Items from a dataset
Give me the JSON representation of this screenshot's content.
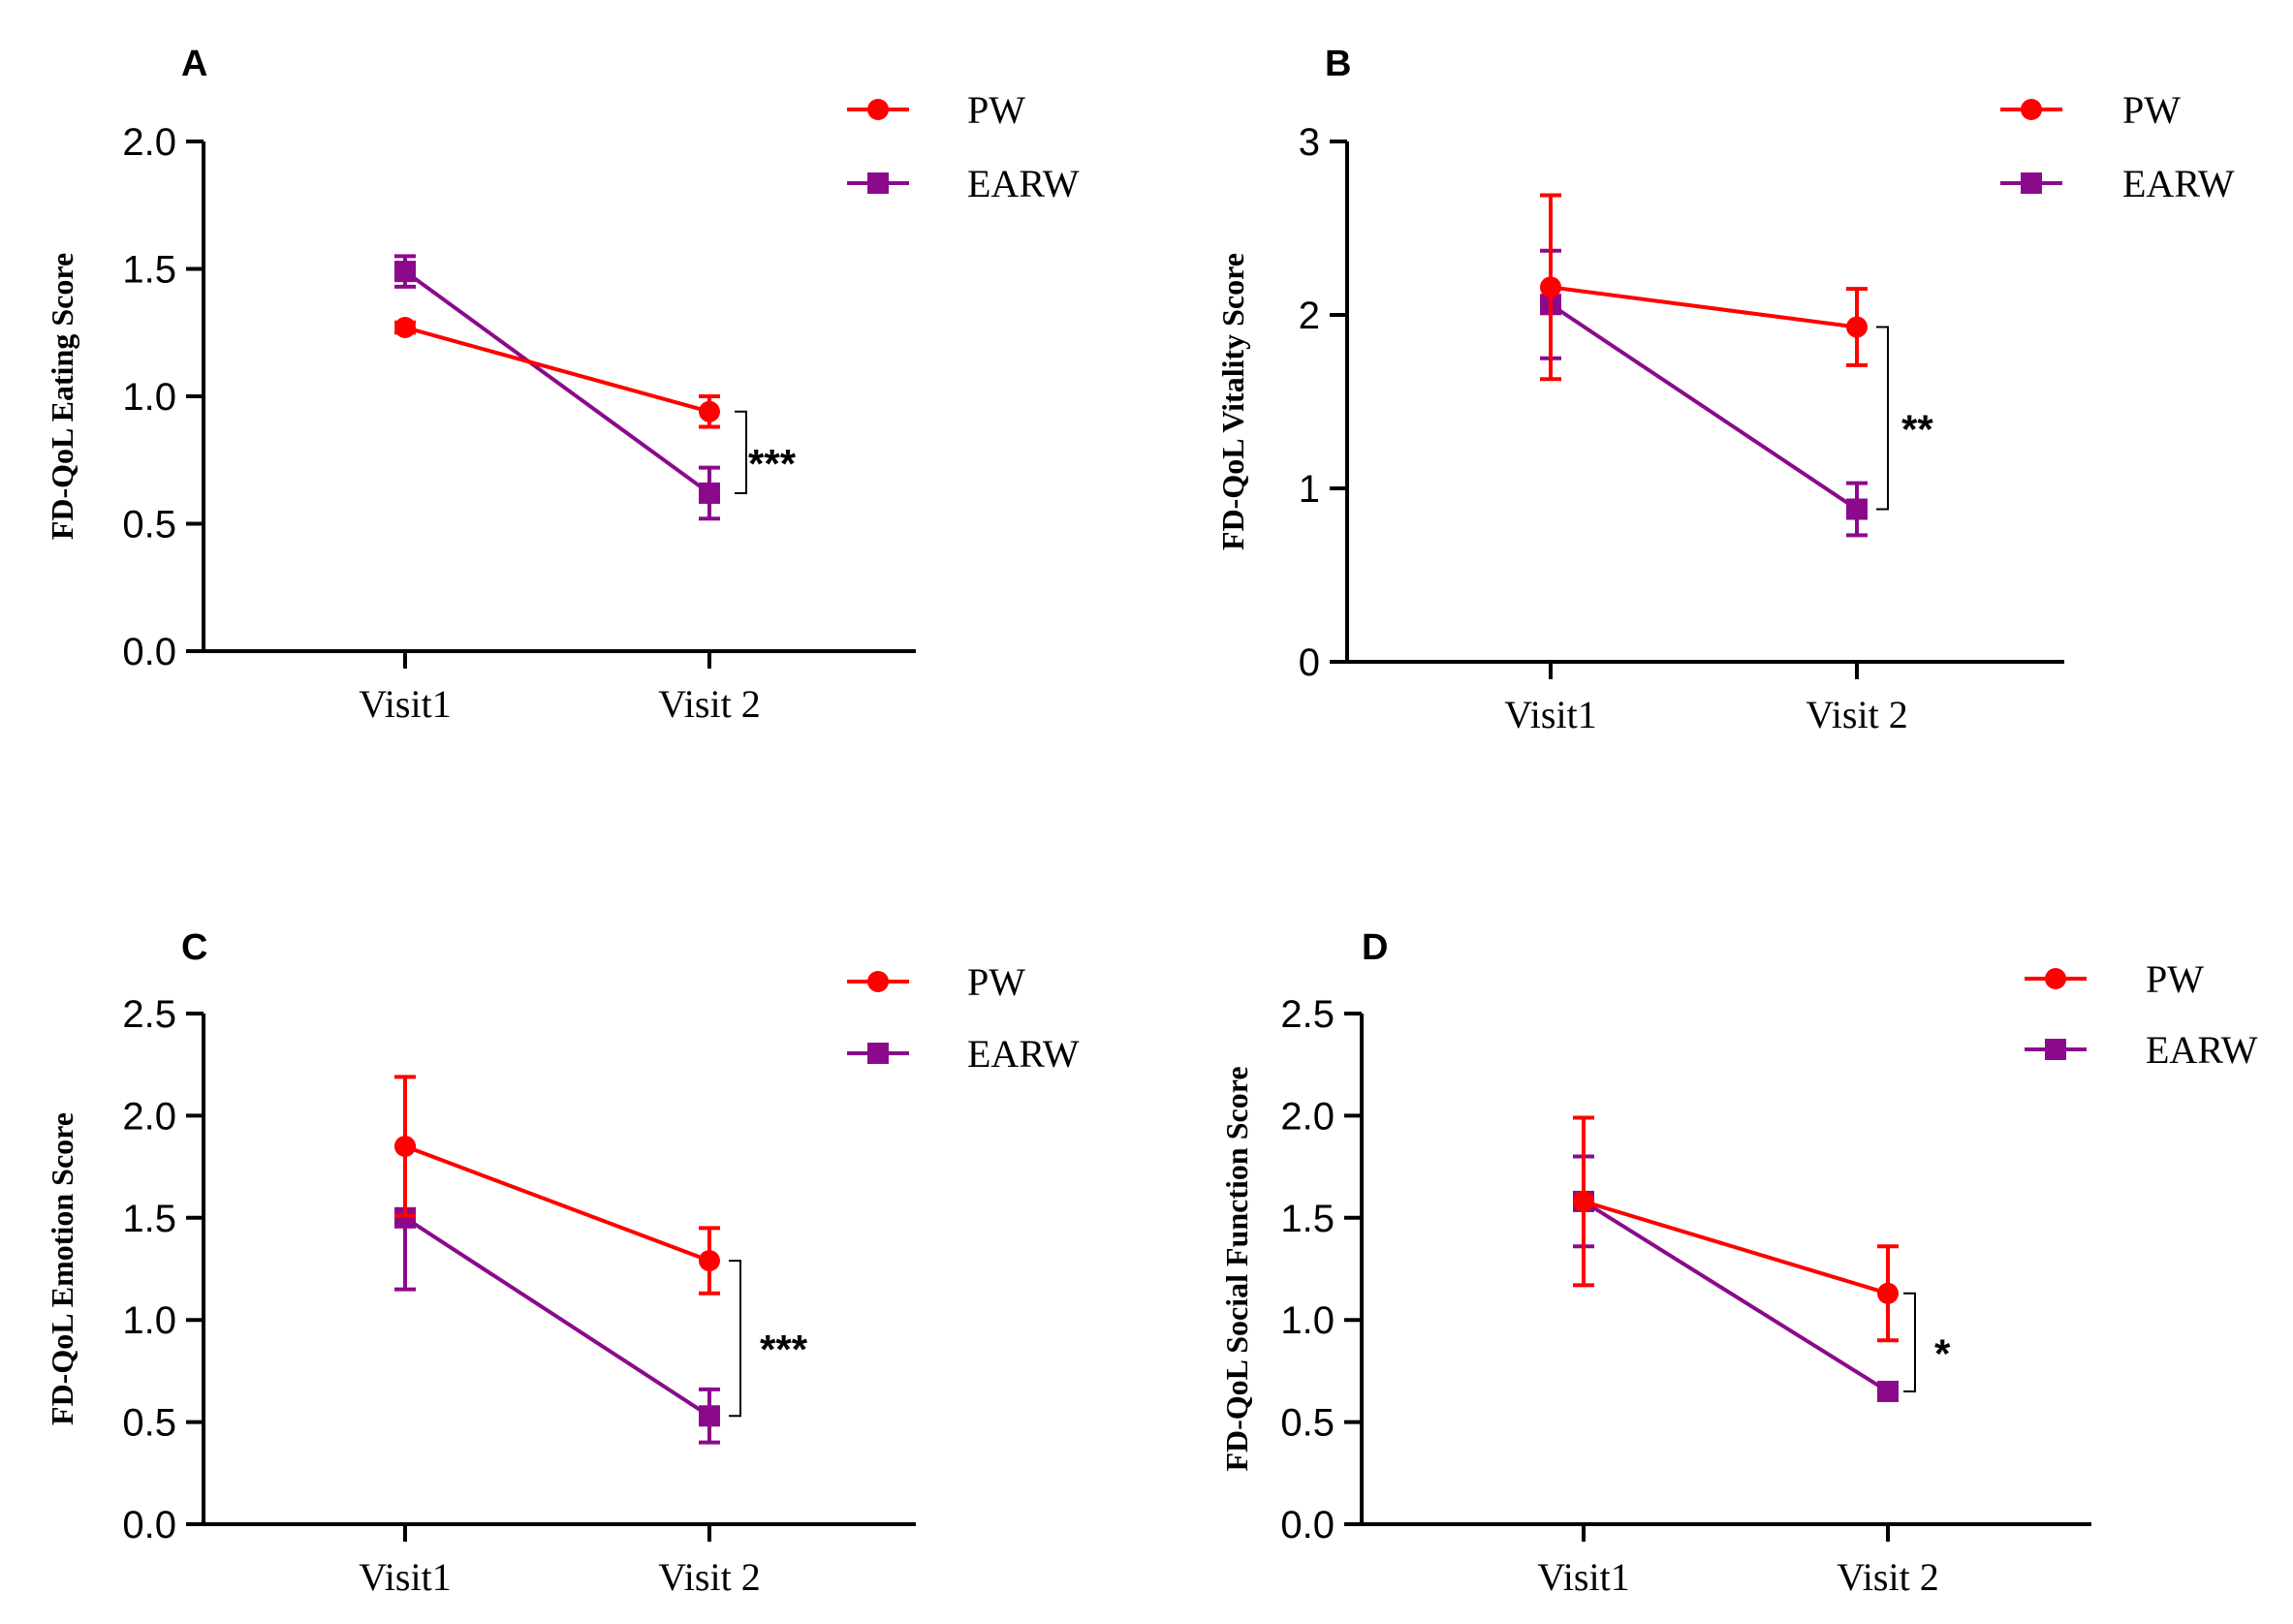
{
  "series_styles": {
    "PW": {
      "color": "#ff0000",
      "marker": "circle"
    },
    "EARW": {
      "color": "#8b0a8b",
      "marker": "square"
    }
  },
  "chart_data": [
    {
      "type": "line",
      "panel": "A",
      "ylabel": "FD-QoL Eating Score",
      "xlabel": "",
      "categories": [
        "Visit1",
        "Visit 2"
      ],
      "ylim": [
        0,
        2.0
      ],
      "yticks": [
        "0.0",
        "0.5",
        "1.0",
        "1.5",
        "2.0"
      ],
      "series": [
        {
          "name": "PW",
          "values": [
            1.27,
            0.94
          ],
          "errors": [
            0.02,
            0.06
          ]
        },
        {
          "name": "EARW",
          "values": [
            1.49,
            0.62
          ],
          "errors": [
            0.06,
            0.1
          ]
        }
      ],
      "significance": "***",
      "legend": "top-right"
    },
    {
      "type": "line",
      "panel": "B",
      "ylabel": "FD-QoL Vitality Score",
      "xlabel": "",
      "categories": [
        "Visit1",
        "Visit 2"
      ],
      "ylim": [
        0,
        3
      ],
      "yticks": [
        "0",
        "1",
        "2",
        "3"
      ],
      "series": [
        {
          "name": "PW",
          "values": [
            2.16,
            1.93
          ],
          "errors": [
            0.53,
            0.22
          ]
        },
        {
          "name": "EARW",
          "values": [
            2.06,
            0.88
          ],
          "errors": [
            0.31,
            0.15
          ]
        }
      ],
      "significance": "**",
      "legend": "top-right"
    },
    {
      "type": "line",
      "panel": "C",
      "ylabel": "FD-QoL Emotion Score",
      "xlabel": "",
      "categories": [
        "Visit1",
        "Visit 2"
      ],
      "ylim": [
        0,
        2.5
      ],
      "yticks": [
        "0.0",
        "0.5",
        "1.0",
        "1.5",
        "2.0",
        "2.5"
      ],
      "series": [
        {
          "name": "PW",
          "values": [
            1.85,
            1.29
          ],
          "errors": [
            0.34,
            0.16
          ]
        },
        {
          "name": "EARW",
          "values": [
            1.5,
            0.53
          ],
          "errors": [
            0.35,
            0.13
          ]
        }
      ],
      "significance": "***",
      "legend": "top-right"
    },
    {
      "type": "line",
      "panel": "D",
      "ylabel": "FD-QoL Social Function Score",
      "xlabel": "",
      "categories": [
        "Visit1",
        "Visit 2"
      ],
      "ylim": [
        0,
        2.5
      ],
      "yticks": [
        "0.0",
        "0.5",
        "1.0",
        "1.5",
        "2.0",
        "2.5"
      ],
      "series": [
        {
          "name": "PW",
          "values": [
            1.58,
            1.13
          ],
          "errors": [
            0.41,
            0.23
          ]
        },
        {
          "name": "EARW",
          "values": [
            1.58,
            0.65
          ],
          "errors": [
            0.22,
            0.04
          ]
        }
      ],
      "significance": "*",
      "legend": "top-right"
    }
  ]
}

• _STATED PROBLEM_: Repeat all the data as it stands, dropping any images it holds.

• _COMPLETE RESPONSE_:
Give me the JSON representation of this screenshot's content.
{
  "series_styles": {
    "PW": {
      "color": "#ff0000",
      "marker": "circle"
    },
    "EARW": {
      "color": "#8b0a8b",
      "marker": "square"
    }
  },
  "chart_data": [
    {
      "type": "line",
      "panel": "A",
      "ylabel": "FD-QoL Eating Score",
      "xlabel": "",
      "categories": [
        "Visit1",
        "Visit 2"
      ],
      "ylim": [
        0,
        2.0
      ],
      "yticks": [
        "0.0",
        "0.5",
        "1.0",
        "1.5",
        "2.0"
      ],
      "series": [
        {
          "name": "PW",
          "values": [
            1.27,
            0.94
          ],
          "errors": [
            0.02,
            0.06
          ]
        },
        {
          "name": "EARW",
          "values": [
            1.49,
            0.62
          ],
          "errors": [
            0.06,
            0.1
          ]
        }
      ],
      "significance": "***",
      "legend": "top-right"
    },
    {
      "type": "line",
      "panel": "B",
      "ylabel": "FD-QoL Vitality Score",
      "xlabel": "",
      "categories": [
        "Visit1",
        "Visit 2"
      ],
      "ylim": [
        0,
        3
      ],
      "yticks": [
        "0",
        "1",
        "2",
        "3"
      ],
      "series": [
        {
          "name": "PW",
          "values": [
            2.16,
            1.93
          ],
          "errors": [
            0.53,
            0.22
          ]
        },
        {
          "name": "EARW",
          "values": [
            2.06,
            0.88
          ],
          "errors": [
            0.31,
            0.15
          ]
        }
      ],
      "significance": "**",
      "legend": "top-right"
    },
    {
      "type": "line",
      "panel": "C",
      "ylabel": "FD-QoL Emotion Score",
      "xlabel": "",
      "categories": [
        "Visit1",
        "Visit 2"
      ],
      "ylim": [
        0,
        2.5
      ],
      "yticks": [
        "0.0",
        "0.5",
        "1.0",
        "1.5",
        "2.0",
        "2.5"
      ],
      "series": [
        {
          "name": "PW",
          "values": [
            1.85,
            1.29
          ],
          "errors": [
            0.34,
            0.16
          ]
        },
        {
          "name": "EARW",
          "values": [
            1.5,
            0.53
          ],
          "errors": [
            0.35,
            0.13
          ]
        }
      ],
      "significance": "***",
      "legend": "top-right"
    },
    {
      "type": "line",
      "panel": "D",
      "ylabel": "FD-QoL Social Function Score",
      "xlabel": "",
      "categories": [
        "Visit1",
        "Visit 2"
      ],
      "ylim": [
        0,
        2.5
      ],
      "yticks": [
        "0.0",
        "0.5",
        "1.0",
        "1.5",
        "2.0",
        "2.5"
      ],
      "series": [
        {
          "name": "PW",
          "values": [
            1.58,
            1.13
          ],
          "errors": [
            0.41,
            0.23
          ]
        },
        {
          "name": "EARW",
          "values": [
            1.58,
            0.65
          ],
          "errors": [
            0.22,
            0.04
          ]
        }
      ],
      "significance": "*",
      "legend": "top-right"
    }
  ]
}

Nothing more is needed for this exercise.